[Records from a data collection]
────────
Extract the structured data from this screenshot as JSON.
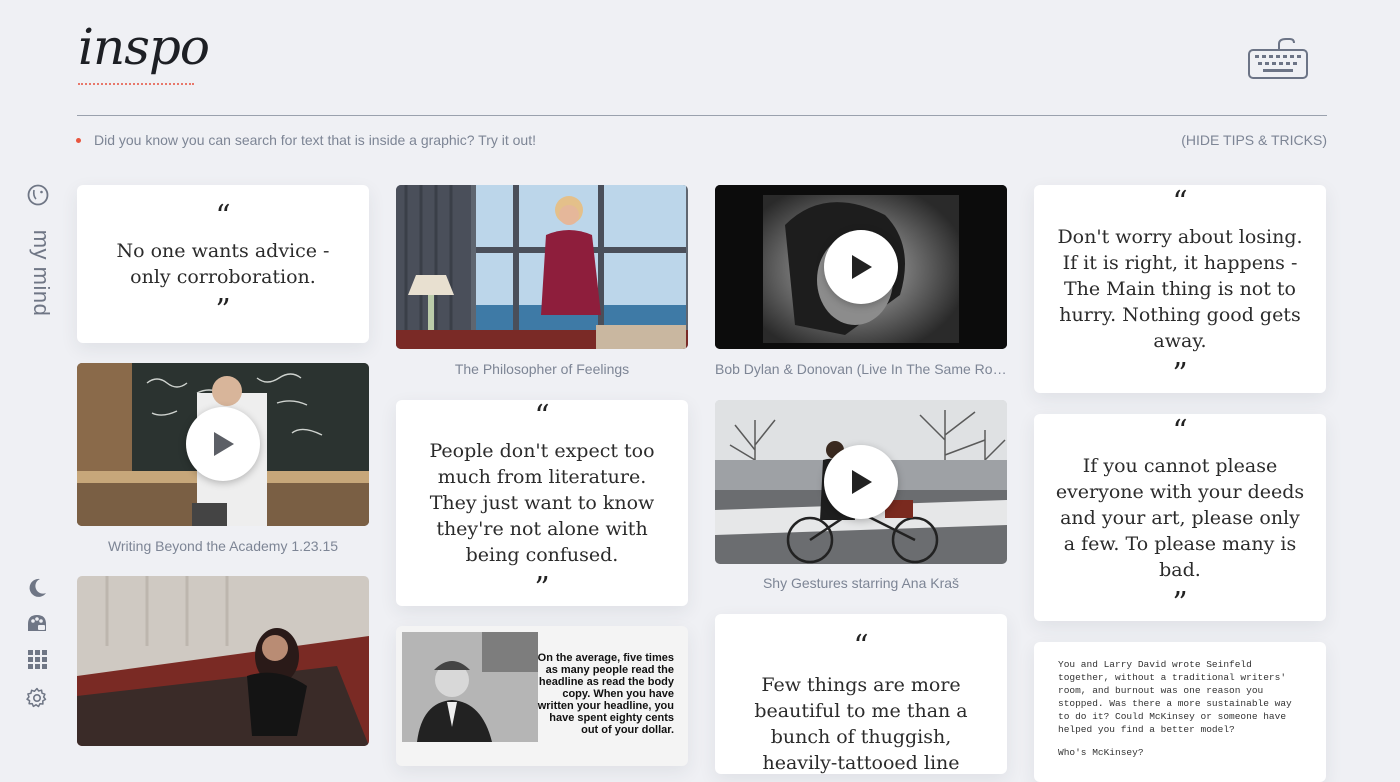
{
  "app": {
    "logo": "inspo"
  },
  "header": {
    "tip_text": "Did you know you can search for text that is inside a graphic? Try it out!",
    "hide_tips_label": "(HIDE TIPS & TRICKS)"
  },
  "sidebar": {
    "my_mind_label": "my mind",
    "icons": [
      "moon-icon",
      "palette-icon",
      "grid-icon",
      "gear-icon"
    ]
  },
  "cards": {
    "quote1": {
      "open": "“",
      "text": "No one wants advice - only corroboration.",
      "close": "”"
    },
    "video_writing": {
      "caption": "Writing Beyond the Academy 1.23.15"
    },
    "image_philosopher": {
      "caption": "The Philosopher of Feelings"
    },
    "quote2": {
      "open": "“",
      "text": "People don't expect too much from literature. They just want to know they're not alone with being confused.",
      "close": "”"
    },
    "ad_image": {
      "text": "On the average, five times as many people read the headline as read the body copy. When you have written your headline, you have spent eighty cents out of your dollar."
    },
    "video_dylan": {
      "caption": "Bob Dylan & Donovan (Live In The Same Roo..."
    },
    "video_shy": {
      "caption": "Shy Gestures starring Ana Kraš"
    },
    "quote3": {
      "open": "“",
      "text": "Few things are more beautiful to me than a bunch of thuggish, heavily-tattooed line cooks mov-"
    },
    "quote4": {
      "open": "“",
      "text": "Don't worry about losing. If it is right, it happens - The Main thing is not to hurry. Nothing good gets away.",
      "close": "”"
    },
    "quote5": {
      "open": "“",
      "text": "If you cannot please everyone with your deeds and your art, please only a few. To please many is bad.",
      "close": "”"
    },
    "text_note": {
      "para": "You and Larry David wrote Seinfeld together, without a traditional writers' room, and burnout was one reason you stopped. Was there a more sustainable way to do it? Could McKinsey or someone have helped you find a better model?",
      "q": "Who's McKinsey?"
    }
  },
  "colors": {
    "accent": "#e8553e",
    "background": "#eff0f4",
    "card": "#ffffff"
  }
}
────────
◆ Directive ◆
Return each line that includes "know".

◆ Exercise output ◆
    "tip_text": "Did you know you can search for text that is inside a graphic? Try it out!",
      "text": "People don't expect too much from literature. They just want to know they're not alone with being confused.",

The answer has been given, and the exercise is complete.